▸ Your task: In the entries that follow, how many lines hold the string "table"? Give only that number.

[Extracted records]
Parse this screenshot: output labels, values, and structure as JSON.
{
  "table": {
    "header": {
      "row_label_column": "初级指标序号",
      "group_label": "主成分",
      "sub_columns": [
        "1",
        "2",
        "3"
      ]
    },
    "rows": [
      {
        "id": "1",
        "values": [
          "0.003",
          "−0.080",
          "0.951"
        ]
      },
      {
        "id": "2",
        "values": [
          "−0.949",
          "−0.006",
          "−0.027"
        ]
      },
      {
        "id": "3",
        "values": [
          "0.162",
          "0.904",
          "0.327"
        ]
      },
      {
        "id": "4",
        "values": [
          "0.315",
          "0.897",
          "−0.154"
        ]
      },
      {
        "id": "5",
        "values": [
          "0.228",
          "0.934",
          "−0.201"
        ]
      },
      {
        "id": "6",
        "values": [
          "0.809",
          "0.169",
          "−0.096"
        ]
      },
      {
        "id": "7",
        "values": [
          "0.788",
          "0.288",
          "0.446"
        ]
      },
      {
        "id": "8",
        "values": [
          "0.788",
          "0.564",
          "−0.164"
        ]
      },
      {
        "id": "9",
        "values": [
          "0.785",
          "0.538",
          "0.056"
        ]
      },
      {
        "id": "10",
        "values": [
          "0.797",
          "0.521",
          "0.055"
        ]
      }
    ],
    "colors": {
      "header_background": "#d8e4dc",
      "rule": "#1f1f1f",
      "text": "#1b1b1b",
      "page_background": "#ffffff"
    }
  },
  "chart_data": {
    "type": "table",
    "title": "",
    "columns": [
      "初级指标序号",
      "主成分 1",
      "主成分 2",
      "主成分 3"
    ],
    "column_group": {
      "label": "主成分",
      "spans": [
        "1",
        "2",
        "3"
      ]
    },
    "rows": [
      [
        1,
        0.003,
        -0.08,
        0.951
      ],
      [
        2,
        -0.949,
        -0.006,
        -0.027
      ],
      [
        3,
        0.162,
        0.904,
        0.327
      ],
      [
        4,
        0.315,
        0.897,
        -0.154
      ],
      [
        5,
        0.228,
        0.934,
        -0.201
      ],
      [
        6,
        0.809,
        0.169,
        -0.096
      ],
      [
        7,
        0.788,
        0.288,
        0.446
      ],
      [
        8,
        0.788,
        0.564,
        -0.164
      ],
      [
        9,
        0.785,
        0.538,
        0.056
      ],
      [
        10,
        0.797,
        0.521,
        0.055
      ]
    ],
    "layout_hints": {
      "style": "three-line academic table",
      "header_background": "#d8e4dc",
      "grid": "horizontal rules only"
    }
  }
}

▸ Expected output: 3